## GIVEN EXERCISE
All of the records below need to be copied exactly.

Records from a data source:
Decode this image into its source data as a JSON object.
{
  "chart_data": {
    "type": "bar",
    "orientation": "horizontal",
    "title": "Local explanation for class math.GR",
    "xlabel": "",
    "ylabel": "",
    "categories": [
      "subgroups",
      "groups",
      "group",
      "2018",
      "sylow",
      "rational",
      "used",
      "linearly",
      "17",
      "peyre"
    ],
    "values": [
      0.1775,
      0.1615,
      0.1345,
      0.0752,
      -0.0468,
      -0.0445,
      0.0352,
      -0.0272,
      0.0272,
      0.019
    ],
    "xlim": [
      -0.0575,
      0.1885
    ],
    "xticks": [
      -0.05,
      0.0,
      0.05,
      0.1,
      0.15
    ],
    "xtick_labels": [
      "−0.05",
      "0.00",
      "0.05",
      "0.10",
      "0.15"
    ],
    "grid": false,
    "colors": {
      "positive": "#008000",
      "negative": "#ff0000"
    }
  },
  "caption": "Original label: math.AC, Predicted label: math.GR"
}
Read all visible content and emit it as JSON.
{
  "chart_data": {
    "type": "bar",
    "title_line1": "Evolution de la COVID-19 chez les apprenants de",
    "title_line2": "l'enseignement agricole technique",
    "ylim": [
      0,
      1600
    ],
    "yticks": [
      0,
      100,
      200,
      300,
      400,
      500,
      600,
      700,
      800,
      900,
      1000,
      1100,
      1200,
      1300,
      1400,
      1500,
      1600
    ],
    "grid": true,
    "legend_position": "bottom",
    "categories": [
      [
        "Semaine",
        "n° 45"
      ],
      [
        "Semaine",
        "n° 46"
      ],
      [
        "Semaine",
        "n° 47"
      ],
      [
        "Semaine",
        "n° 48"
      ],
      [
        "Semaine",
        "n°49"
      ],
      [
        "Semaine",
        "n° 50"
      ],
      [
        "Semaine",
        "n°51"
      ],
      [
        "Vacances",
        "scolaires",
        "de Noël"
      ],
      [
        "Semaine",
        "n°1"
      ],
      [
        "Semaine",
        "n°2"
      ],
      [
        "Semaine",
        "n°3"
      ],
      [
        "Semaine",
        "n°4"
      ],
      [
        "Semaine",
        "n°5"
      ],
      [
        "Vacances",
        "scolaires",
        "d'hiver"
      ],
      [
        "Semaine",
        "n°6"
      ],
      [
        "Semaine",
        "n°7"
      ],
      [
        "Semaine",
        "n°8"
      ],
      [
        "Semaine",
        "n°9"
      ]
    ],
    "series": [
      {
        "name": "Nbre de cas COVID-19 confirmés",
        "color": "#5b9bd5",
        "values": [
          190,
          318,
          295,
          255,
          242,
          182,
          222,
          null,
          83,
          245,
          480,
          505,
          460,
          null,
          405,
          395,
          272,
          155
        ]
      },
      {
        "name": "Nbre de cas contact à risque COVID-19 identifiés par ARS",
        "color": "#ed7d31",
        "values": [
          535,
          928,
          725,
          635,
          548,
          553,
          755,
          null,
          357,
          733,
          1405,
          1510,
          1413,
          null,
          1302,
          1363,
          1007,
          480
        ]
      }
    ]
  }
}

## EXPECTED ANSWER
Decode this image into its source data as a JSON object.
{
  "chart_data": {
    "type": "bar",
    "orientation": "horizontal",
    "title": "Local explanation for class math.GR",
    "xlabel": "",
    "ylabel": "",
    "categories": [
      "subgroups",
      "groups",
      "group",
      "2018",
      "sylow",
      "rational",
      "used",
      "linearly",
      "17",
      "peyre"
    ],
    "values": [
      0.1775,
      0.1615,
      0.1345,
      0.0752,
      -0.0468,
      -0.0445,
      0.0352,
      -0.0272,
      0.0272,
      0.019
    ],
    "xlim": [
      -0.0575,
      0.1885
    ],
    "xticks": [
      -0.05,
      0.0,
      0.05,
      0.1,
      0.15
    ],
    "xtick_labels": [
      "−0.05",
      "0.00",
      "0.05",
      "0.10",
      "0.15"
    ],
    "grid": false,
    "colors": {
      "positive": "#008000",
      "negative": "#ff0000"
    }
  },
  "caption": "Original label: math.AC, Predicted label: math.GR"
}
Read all visible content and emit it as JSON.
{
  "chart_data": {
    "type": "bar",
    "title_line1": "Evolution de la COVID-19 chez les apprenants de",
    "title_line2": "l'enseignement agricole technique",
    "ylim": [
      0,
      1600
    ],
    "yticks": [
      0,
      100,
      200,
      300,
      400,
      500,
      600,
      700,
      800,
      900,
      1000,
      1100,
      1200,
      1300,
      1400,
      1500,
      1600
    ],
    "grid": true,
    "legend_position": "bottom",
    "categories": [
      [
        "Semaine",
        "n° 45"
      ],
      [
        "Semaine",
        "n° 46"
      ],
      [
        "Semaine",
        "n° 47"
      ],
      [
        "Semaine",
        "n° 48"
      ],
      [
        "Semaine",
        "n°49"
      ],
      [
        "Semaine",
        "n° 50"
      ],
      [
        "Semaine",
        "n°51"
      ],
      [
        "Vacances",
        "scolaires",
        "de Noël"
      ],
      [
        "Semaine",
        "n°1"
      ],
      [
        "Semaine",
        "n°2"
      ],
      [
        "Semaine",
        "n°3"
      ],
      [
        "Semaine",
        "n°4"
      ],
      [
        "Semaine",
        "n°5"
      ],
      [
        "Vacances",
        "scolaires",
        "d'hiver"
      ],
      [
        "Semaine",
        "n°6"
      ],
      [
        "Semaine",
        "n°7"
      ],
      [
        "Semaine",
        "n°8"
      ],
      [
        "Semaine",
        "n°9"
      ]
    ],
    "series": [
      {
        "name": "Nbre de cas COVID-19 confirmés",
        "color": "#5b9bd5",
        "values": [
          190,
          318,
          295,
          255,
          242,
          182,
          222,
          null,
          83,
          245,
          480,
          505,
          460,
          null,
          405,
          395,
          272,
          155
        ]
      },
      {
        "name": "Nbre de cas contact à risque COVID-19 identifiés par ARS",
        "color": "#ed7d31",
        "values": [
          535,
          928,
          725,
          635,
          548,
          553,
          755,
          null,
          357,
          733,
          1405,
          1510,
          1413,
          null,
          1302,
          1363,
          1007,
          480
        ]
      }
    ]
  }
}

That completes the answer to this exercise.